> _WHAT TO WORK ON_: Among the entries below, find the lines with "Menschen" and copy them.

> _Data excerpts_:
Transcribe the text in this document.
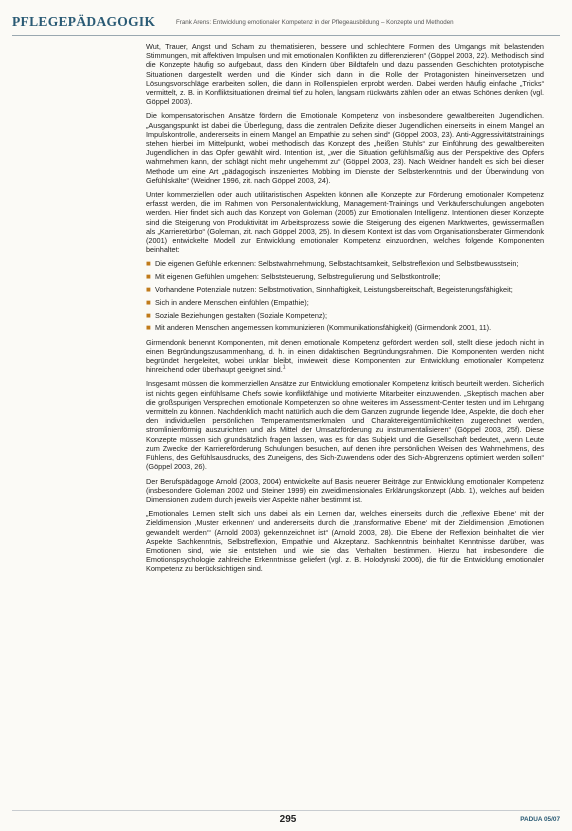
PFLEGEPÄDAGOGIK	Frank Arens: Entwicklung emotionaler Kompetenz in der Pflegeausbildung – Konzepte und Methoden

Wut, Trauer, Angst und Scham zu thematisieren, bessere und schlechtere Formen des Umgangs mit belastenden Stimmungen, mit affektiven Impulsen und mit emotionalen Konflikten zu differenzieren“ (Göppel 2003, 22). Methodisch sind die Konzepte häufig so aufgebaut, dass den Kindern über Bildtafeln und dazu passenden Geschichten prototypische Situationen dargestellt werden und die Kinder sich dann in die Rolle der Protagonisten hineinversetzen und Lösungsvorschläge erarbeiten sollen, die dann in Rollenspielen erprobt werden. Dabei werden häufig einfache „Tricks“ vermittelt, z. B. in Konfliktsituationen dreimal tief zu holen, langsam rückwärts zählen oder an etwas Schönes denken (vgl. Göppel 2003).

Die kompensatorischen Ansätze fördern die Emotionale Kompetenz von insbesondere gewaltbereiten Jugendlichen. „Ausgangspunkt ist dabei die Überlegung, dass die zentralen Defizite dieser Jugendlichen einerseits in einem Mangel an Impulskontrolle, andererseits in einem Mangel an Empathie zu sehen sind“ (Göppel 2003, 23). Anti-Aggressivitätstrainings stehen hierbei im Mittelpunkt, wobei methodisch das Konzept des „heißen Stuhls“ zur Einführung des gewaltbereiten Jugendlichen in das Opfer gewählt wird. Intention ist, „wer die Situation gefühlsmäßig aus der Perspektive des Opfers wahrnehmen kann, der schlägt nicht mehr ungehemmt zu“ (Göppel 2003, 23). Nach Weidner handelt es sich bei dieser Methode um eine Art „pädagogisch inszeniertes Mobbing im Dienste der Selbsterkenntnis und der Überwindung von Gefühlskälte“ (Weidner 1996, zit. nach Göppel 2003, 24).

Unter kommerziellen oder auch utilitaristischen Aspekten können alle Konzepte zur Förderung emotionaler Kompetenz erfasst werden, die im Rahmen von Personalentwicklung, Management-Trainings und Verkäuferschulungen angeboten werden. Hier findet sich auch das Konzept von Goleman (2005) zur Emotionalen Intelligenz. Intentionen dieser Konzepte sind die Steigerung von Produktivität im Arbeitsprozess sowie die Steigerung des eigenen Marktwertes, gewissermaßen als „Karrieretürbo“ (Goleman, zit. nach Göppel 2003, 25). In diesem Kontext ist das vom Organisationsberater Girmendonk (2001) entwickelte Modell zur Entwicklung emotionaler Kompetenz einzuordnen, welches folgende Komponenten beinhaltet:

■ Die eigenen Gefühle erkennen: Selbstwahrnehmung, Selbstachtsamkeit, Selbstreflexion und Selbstbewusstsein;
■ Mit eigenen Gefühlen umgehen: Selbststeuerung, Selbstregulierung und Selbstkontrolle;
■ Vorhandene Potenziale nutzen: Selbstmotivation, Sinnhaftigkeit, Leistungsbereitschaft, Begeisterungsfähigkeit;
■ Sich in andere Menschen einfühlen (Empathie);
■ Soziale Beziehungen gestalten (Soziale Kompetenz);
■ Mit anderen Menschen angemessen kommunizieren (Kommunikationsfähigkeit) (Girmendonk 2001, 11).

Girmendonk benennt Komponenten, mit denen emotionale Kompetenz gefördert werden soll, stellt diese jedoch nicht in einen Begründungszusammenhang, d. h. in einen didaktischen Begründungsrahmen. Die Komponenten werden nicht begründet hergeleitet, wobei unklar bleibt, inwieweit diese Komponenten zur Entwicklung emotionaler Kompetenz hinreichend oder überhaupt geeignet sind.$^1$

Insgesamt müssen die kommerziellen Ansätze zur Entwicklung emotionaler Kompetenz kritisch beurteilt werden. Sicherlich ist nichts gegen einfühlsame Chefs sowie konfliktfähige und motivierte Mitarbeiter einzuwenden. „Skeptisch machen aber die großspurigen Versprechen emotionale Kompetenzen so ohne weiteres im Assessment-Center testen und im Lehrgang vermitteln zu können. Nachdenklich macht natürlich auch die dem Ganzen zugrunde liegende Idee, Aspekte, die doch eher den individuellen persönlichen Temperamentsmerkmalen und Charaktereigentümlichkeiten zugerechnet werden, stromlinienförmig auszurichten und als Mittel der Umsatzförderung zu instrumentalisieren“ (Göppel 2003, 25f). Diese Konzepte müssen sich grundsätzlich fragen lassen, was es für das Subjekt und die Gesellschaft bedeutet, „wenn Leute zum Zwecke der Karriereförderung Schulungen besuchen, auf denen ihre persönlichen Weisen des Wahrnehmens, des Fühlens, des Gefühlsausdrucks, des Zuneigens, des Sich-Zuwendens oder des Sich-Abgrenzens optimiert werden sollen“ (Göppel 2003, 26).

Der Berufspädagoge Arnold (2003, 2004) entwickelte auf Basis neuerer Beiträge zur Entwicklung emotionaler Kompetenz (insbesondere Goleman 2002 und Steiner 1999) ein zweidimensionales Erklärungskonzept (Abb. 1), welches auf beiden Dimensionen zudem durch jeweils vier Aspekte näher bestimmt ist.

„Emotionales Lernen stellt sich uns dabei als ein Lernen dar, welches einerseits durch die ‚reflexive Ebene‘ mit der Zieldimension ‚Muster erkennen‘ und andererseits durch die ‚transformative Ebene‘ mit der Zieldimension ‚Emotionen gewandelt werden‘“ (Arnold 2003) gekennzeichnet ist“ (Arnold 2003, 28). Die Ebene der Reflexion beinhaltet die vier Aspekte Sachkenntnis, Selbstreflexion, Empathie und Akzeptanz. Sachkenntnis beinhaltet Kenntnisse darüber, was Emotionen sind, wie sie entstehen und wie sie das Verhalten bestimmen. Hierzu hat insbesondere die Emotionspsychologie zahlreiche Erkenntnisse geliefert (vgl. z. B. Holodynski 2006), die für die Entwicklung emotionaler Kompetenz zu berücksichtigen sind.

295	PADUA 05/07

> _ANSWER IN FULL_:
■ Sich in andere Menschen einfühlen (Empathie);
■ Mit anderen Menschen angemessen kommunizieren (Kommunikationsfähigkeit) (Girmendonk 2001, 11).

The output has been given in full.